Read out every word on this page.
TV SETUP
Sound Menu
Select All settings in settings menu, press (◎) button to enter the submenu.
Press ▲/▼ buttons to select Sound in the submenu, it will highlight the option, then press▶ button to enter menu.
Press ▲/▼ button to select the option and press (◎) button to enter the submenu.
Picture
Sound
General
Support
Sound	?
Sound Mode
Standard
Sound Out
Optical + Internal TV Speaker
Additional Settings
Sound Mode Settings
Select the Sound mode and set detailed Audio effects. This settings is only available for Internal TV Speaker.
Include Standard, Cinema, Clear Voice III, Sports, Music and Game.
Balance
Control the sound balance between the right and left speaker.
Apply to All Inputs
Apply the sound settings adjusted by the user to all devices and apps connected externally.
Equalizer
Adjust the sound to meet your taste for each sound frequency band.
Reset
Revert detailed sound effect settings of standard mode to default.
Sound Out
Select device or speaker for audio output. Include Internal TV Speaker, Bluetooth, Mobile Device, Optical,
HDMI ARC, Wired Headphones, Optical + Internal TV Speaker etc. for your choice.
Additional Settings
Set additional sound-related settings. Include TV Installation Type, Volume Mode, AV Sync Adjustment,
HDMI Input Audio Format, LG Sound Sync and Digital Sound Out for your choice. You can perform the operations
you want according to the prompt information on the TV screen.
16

_What the exercise asks_
Copy out the material word for word and line for line.

_Exercise output_
Read out every word on this page.
TV SETUP
Sound Menu
Select All settings in settings menu, press (◎) button to enter the submenu.
Press ▲/▼ buttons to select Sound in the submenu, it will highlight the option, then press▶ button to enter menu.
Press ▲/▼ button to select the option and press (◎) button to enter the submenu.
Picture
Sound
General
Support
Sound	?
Sound Mode
Standard
Sound Out
Optical + Internal TV Speaker
Additional Settings
Sound Mode Settings
Select the Sound mode and set detailed Audio effects. This settings is only available for Internal TV Speaker.
Include Standard, Cinema, Clear Voice III, Sports, Music and Game.
Balance
Control the sound balance between the right and left speaker.
Apply to All Inputs
Apply the sound settings adjusted by the user to all devices and apps connected externally.
Equalizer
Adjust the sound to meet your taste for each sound frequency band.
Reset
Revert detailed sound effect settings of standard mode to default.
Sound Out
Select device or speaker for audio output. Include Internal TV Speaker, Bluetooth, Mobile Device, Optical,
HDMI ARC, Wired Headphones, Optical + Internal TV Speaker etc. for your choice.
Additional Settings
Set additional sound-related settings. Include TV Installation Type, Volume Mode, AV Sync Adjustment,
HDMI Input Audio Format, LG Sound Sync and Digital Sound Out for your choice. You can perform the operations
you want according to the prompt information on the TV screen.
16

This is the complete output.